**Problems to solve**
1) In the passage on JDC work in 1930s Poland, how much did JDC contribute to the relief committee after the 1934 floods in Galicia?
2) From the passage on JDC work in 1930s Poland, quote the part that opens with the words containing "Destruction of the" and closes with "continued to (p.195)".

[A.
Destruction of the Jewish existence in Poland
1929-1939]
[5.9. JDC work in anti-Semitic Poland: Kassas - Jewish
starvation]
[1930s: Anti-Semitic Poland: JDC
gives no support to Polish Jews - help only in special cases like
floods or after pogroms]
In the face of these obstacles and difficulties, the policy of JDC was
intractable and heartrending. In the 1930s JDC
continued to (p.195)
refuse to spend its monies
on relief.
[There is the suspicion that also JDC was in line with the Zionists to
exterminate the Yiddish speaking Jews].
But that policy could not always be maintained. There were natural
disasters, such as the floods in Galicia in the summer of 1934, which
caused damage estimated at 1 million zloty ($ 200,000). The Polish
government established a "nonsectarian" relief committee (with one
Jewish representative) and JDC contributed $ 10,000, or 5 % of the sum
that was needed.
Then there were man-made disasters. After each pogrom, JDC stepped in
to save whatever could be saved. Its Free Loan
kassas were strengthened in
localities hit by the outrages, and the child care, health, and
educational institutions supported by JDC increased their allocations
to help as best they could.
Some of the items that appeared in JDC budgets as constructive help
through the support of organizations were in fact little more than
intelligently - indeed, constructively - applied relief to stricken
communities.
[JDC industrialization plans for
Poland]
Generally speaking, however, in its approach to the Polish Jewish
problem JDC moved more and more in the direction of the
industrialization plans advanced by Kahn. The sums devoted to Poland
were increasing, and there seemed to be an opportunity for testing
Kahn's plans.
[The industrialization which Stalin performs in Soviet Union in the
1930s is performed in Poland only since 1950].
[JDC kassas are partly not
operating!]
The problem of the industrialization plans was intimately connected
with the future of the Free Loan and Reconstruction Foundation loan
kassas. The older, more
conservative loan
kassas were
able to help those who were in a stronger economic position by loans
with a low rate of interest. We have also seen that the position of
these
kassas weakened as a
result of the 1929 economic crisis.

**Stored data**
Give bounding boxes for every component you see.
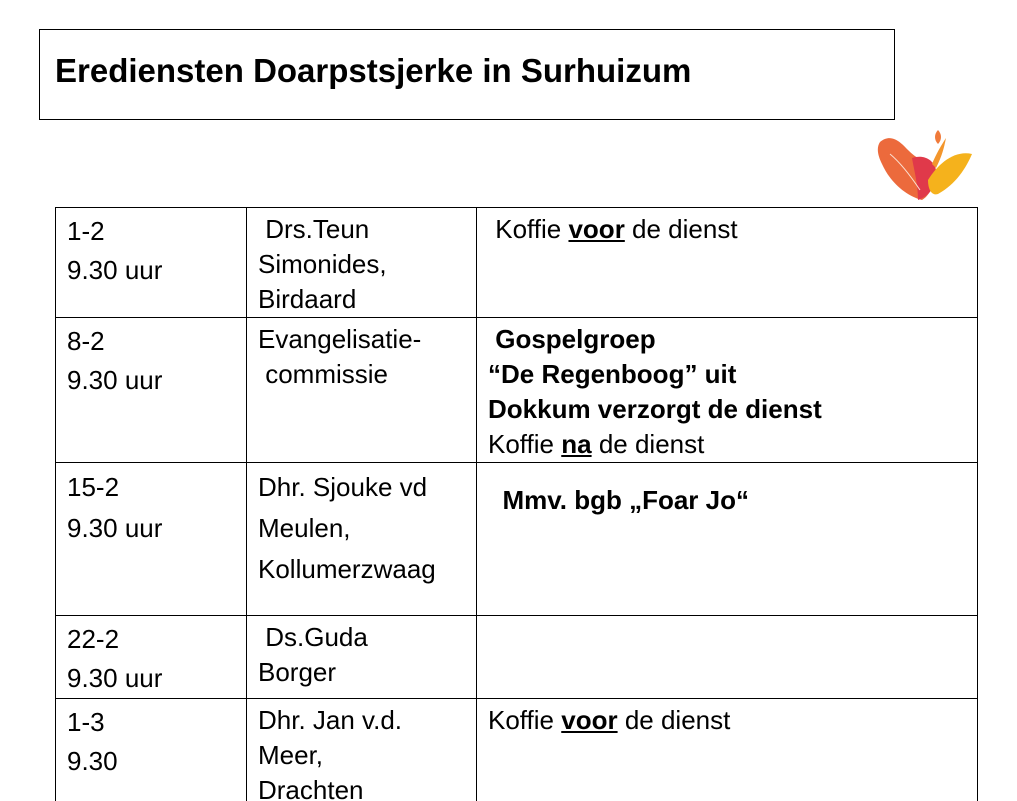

**Task results**
1) JDC contributed $10,000, which was 5% of the sum needed.

2)
Destruction of the Jewish existence in Poland
1929-1939]
[5.9. JDC work in anti-Semitic Poland: Kassas - Jewish
starvation]
[1930s: Anti-Semitic Poland: JDC
gives no support to Polish Jews - help only in special cases like
floods or after pogroms]
In the face of these obstacles and difficulties, the policy of JDC was
intractable and heartrending. In the 1930s JDC
continued to (p.195)